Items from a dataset
========================================

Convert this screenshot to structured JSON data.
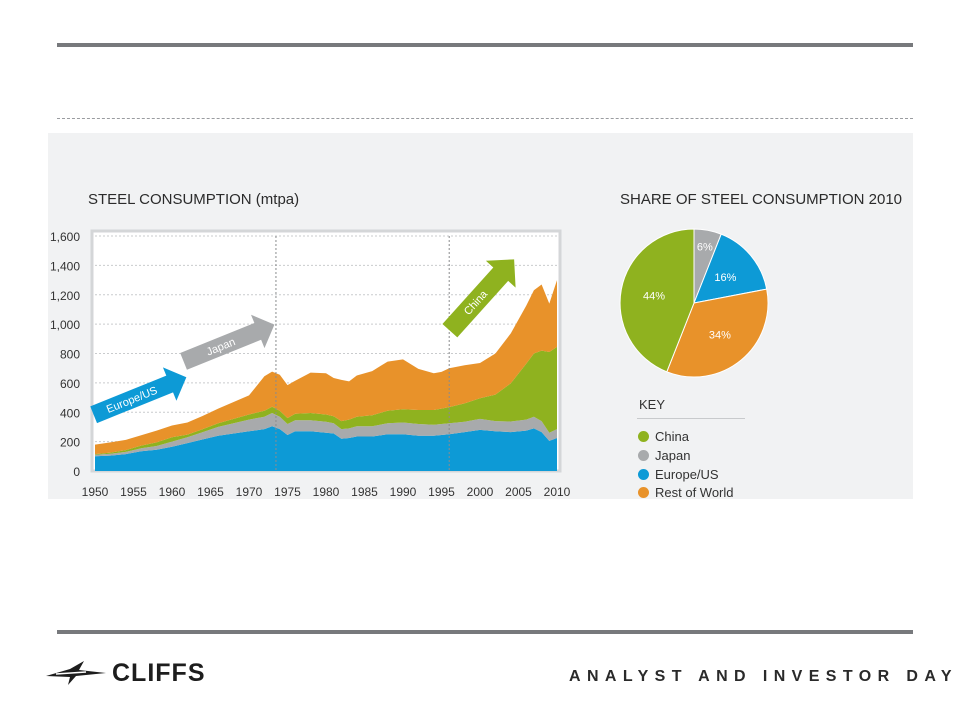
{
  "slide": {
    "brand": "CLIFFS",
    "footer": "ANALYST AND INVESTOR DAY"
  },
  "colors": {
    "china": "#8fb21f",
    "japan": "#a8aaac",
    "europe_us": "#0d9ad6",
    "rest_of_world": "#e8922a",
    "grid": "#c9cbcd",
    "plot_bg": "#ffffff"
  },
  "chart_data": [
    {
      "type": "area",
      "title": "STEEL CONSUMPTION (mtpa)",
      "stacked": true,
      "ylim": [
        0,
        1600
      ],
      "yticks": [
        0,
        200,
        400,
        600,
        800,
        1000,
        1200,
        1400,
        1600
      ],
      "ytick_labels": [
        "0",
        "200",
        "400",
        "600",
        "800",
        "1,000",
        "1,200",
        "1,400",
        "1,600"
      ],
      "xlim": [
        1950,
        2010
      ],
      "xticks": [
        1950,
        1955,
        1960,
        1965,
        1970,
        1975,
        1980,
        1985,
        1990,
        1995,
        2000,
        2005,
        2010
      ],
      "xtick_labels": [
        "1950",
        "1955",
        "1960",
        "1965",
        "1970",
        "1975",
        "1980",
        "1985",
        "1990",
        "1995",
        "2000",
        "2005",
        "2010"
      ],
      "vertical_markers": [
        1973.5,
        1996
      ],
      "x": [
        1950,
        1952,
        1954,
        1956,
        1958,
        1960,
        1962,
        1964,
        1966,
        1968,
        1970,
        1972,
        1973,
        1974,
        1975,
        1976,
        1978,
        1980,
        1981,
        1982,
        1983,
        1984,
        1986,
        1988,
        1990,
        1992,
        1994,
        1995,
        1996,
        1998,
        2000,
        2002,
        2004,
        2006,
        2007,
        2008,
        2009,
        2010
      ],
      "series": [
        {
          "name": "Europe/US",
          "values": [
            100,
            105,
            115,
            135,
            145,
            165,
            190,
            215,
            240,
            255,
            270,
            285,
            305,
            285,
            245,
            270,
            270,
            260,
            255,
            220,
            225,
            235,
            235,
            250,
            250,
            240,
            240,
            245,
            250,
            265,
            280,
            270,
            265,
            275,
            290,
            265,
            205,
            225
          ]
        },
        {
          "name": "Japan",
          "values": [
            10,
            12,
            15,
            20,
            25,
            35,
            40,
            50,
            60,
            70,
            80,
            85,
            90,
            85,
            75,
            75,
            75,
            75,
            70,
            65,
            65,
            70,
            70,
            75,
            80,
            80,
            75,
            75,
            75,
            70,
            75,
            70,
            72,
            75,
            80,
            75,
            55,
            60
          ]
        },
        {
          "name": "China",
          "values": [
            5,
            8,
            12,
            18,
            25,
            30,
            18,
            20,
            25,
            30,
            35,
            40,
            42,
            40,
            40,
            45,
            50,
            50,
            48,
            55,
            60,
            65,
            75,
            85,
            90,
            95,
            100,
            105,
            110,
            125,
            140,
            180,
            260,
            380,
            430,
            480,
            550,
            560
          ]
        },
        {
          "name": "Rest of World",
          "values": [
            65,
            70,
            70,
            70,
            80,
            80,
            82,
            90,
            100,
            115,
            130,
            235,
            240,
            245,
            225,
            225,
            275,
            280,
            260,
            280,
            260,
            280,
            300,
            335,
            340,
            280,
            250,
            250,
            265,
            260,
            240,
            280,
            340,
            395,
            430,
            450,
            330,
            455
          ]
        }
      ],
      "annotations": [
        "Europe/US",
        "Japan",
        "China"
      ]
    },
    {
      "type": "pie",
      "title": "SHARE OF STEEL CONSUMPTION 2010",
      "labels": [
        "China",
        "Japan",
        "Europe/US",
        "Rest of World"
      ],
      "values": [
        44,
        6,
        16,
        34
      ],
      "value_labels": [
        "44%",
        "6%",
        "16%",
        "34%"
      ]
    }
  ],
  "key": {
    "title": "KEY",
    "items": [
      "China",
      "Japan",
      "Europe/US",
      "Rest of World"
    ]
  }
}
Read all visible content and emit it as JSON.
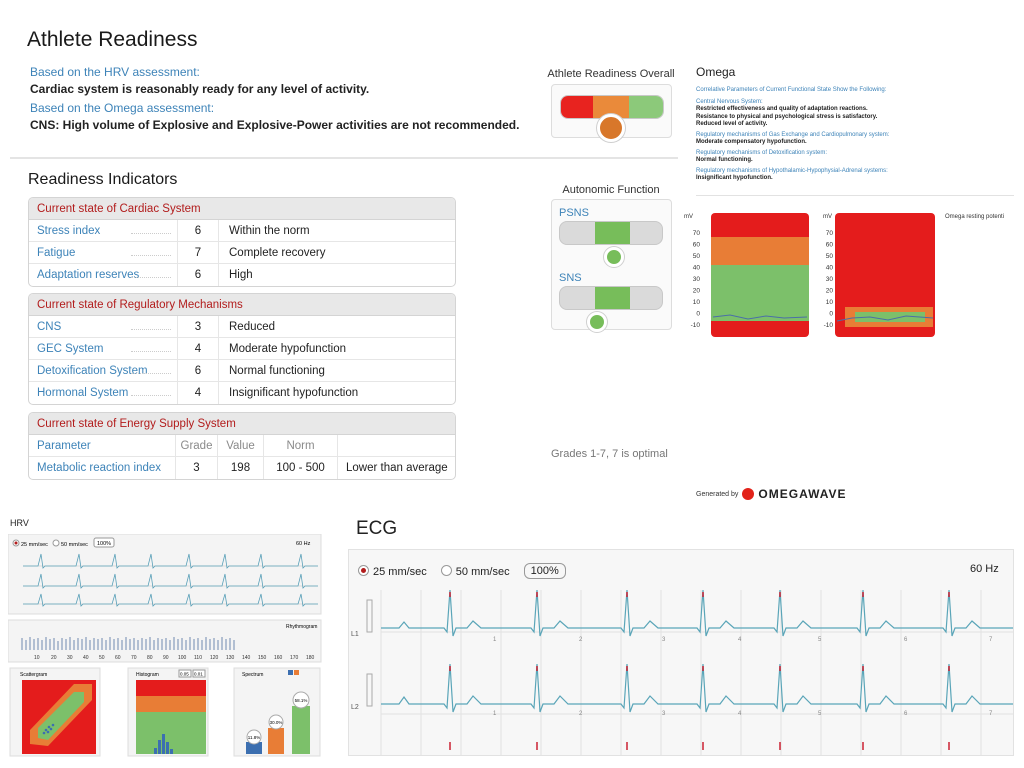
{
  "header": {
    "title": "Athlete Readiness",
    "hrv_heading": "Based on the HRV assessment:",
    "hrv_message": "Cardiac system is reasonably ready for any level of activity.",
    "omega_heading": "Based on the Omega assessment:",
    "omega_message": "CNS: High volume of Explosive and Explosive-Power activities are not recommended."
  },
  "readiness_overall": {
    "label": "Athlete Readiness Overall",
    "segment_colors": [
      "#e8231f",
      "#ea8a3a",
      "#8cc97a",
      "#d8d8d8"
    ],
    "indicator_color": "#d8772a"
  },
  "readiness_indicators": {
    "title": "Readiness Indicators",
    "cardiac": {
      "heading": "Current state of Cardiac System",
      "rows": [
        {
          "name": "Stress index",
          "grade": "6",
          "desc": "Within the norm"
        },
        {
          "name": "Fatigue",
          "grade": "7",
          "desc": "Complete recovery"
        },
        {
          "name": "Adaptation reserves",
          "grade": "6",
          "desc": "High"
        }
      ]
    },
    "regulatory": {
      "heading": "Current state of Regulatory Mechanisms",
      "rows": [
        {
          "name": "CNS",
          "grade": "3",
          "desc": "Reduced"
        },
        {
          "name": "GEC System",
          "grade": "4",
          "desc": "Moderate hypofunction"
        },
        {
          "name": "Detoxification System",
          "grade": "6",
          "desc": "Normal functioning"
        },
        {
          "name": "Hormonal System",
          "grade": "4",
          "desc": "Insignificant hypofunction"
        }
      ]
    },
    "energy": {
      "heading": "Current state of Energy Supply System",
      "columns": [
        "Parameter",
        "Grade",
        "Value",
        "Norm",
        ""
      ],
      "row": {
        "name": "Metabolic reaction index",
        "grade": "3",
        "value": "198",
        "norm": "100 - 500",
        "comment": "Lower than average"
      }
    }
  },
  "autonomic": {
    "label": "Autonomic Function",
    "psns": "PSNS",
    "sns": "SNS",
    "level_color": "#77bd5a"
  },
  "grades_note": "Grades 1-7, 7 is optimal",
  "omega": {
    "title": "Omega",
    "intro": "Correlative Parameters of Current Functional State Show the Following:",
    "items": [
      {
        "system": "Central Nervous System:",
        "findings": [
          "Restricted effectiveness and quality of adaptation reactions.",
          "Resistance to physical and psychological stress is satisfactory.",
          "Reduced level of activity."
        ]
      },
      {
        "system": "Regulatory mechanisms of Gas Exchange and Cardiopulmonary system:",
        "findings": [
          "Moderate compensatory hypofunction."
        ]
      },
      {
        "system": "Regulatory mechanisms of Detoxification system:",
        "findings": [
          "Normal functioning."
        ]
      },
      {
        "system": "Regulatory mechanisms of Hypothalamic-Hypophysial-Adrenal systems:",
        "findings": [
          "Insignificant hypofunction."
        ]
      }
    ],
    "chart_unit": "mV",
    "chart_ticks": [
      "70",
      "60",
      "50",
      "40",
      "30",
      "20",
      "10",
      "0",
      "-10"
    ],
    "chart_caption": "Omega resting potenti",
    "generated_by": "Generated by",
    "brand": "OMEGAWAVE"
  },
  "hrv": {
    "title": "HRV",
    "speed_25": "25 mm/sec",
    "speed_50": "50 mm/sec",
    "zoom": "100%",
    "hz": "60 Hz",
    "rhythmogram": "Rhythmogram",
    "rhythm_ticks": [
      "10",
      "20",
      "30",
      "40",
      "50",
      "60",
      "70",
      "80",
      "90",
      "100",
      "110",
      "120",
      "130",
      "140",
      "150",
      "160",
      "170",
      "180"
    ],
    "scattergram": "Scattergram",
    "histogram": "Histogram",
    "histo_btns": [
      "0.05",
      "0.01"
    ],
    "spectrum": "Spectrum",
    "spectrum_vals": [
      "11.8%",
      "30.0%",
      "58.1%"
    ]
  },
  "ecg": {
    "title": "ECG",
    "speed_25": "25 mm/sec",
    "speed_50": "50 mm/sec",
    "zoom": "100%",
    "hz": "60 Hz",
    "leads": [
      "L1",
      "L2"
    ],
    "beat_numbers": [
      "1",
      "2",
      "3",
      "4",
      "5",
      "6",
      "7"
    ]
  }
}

========================================

- _OBJECTIVE_
Only the number is required: the count of lines containing the word "Detoxification".

- _RESULT_
2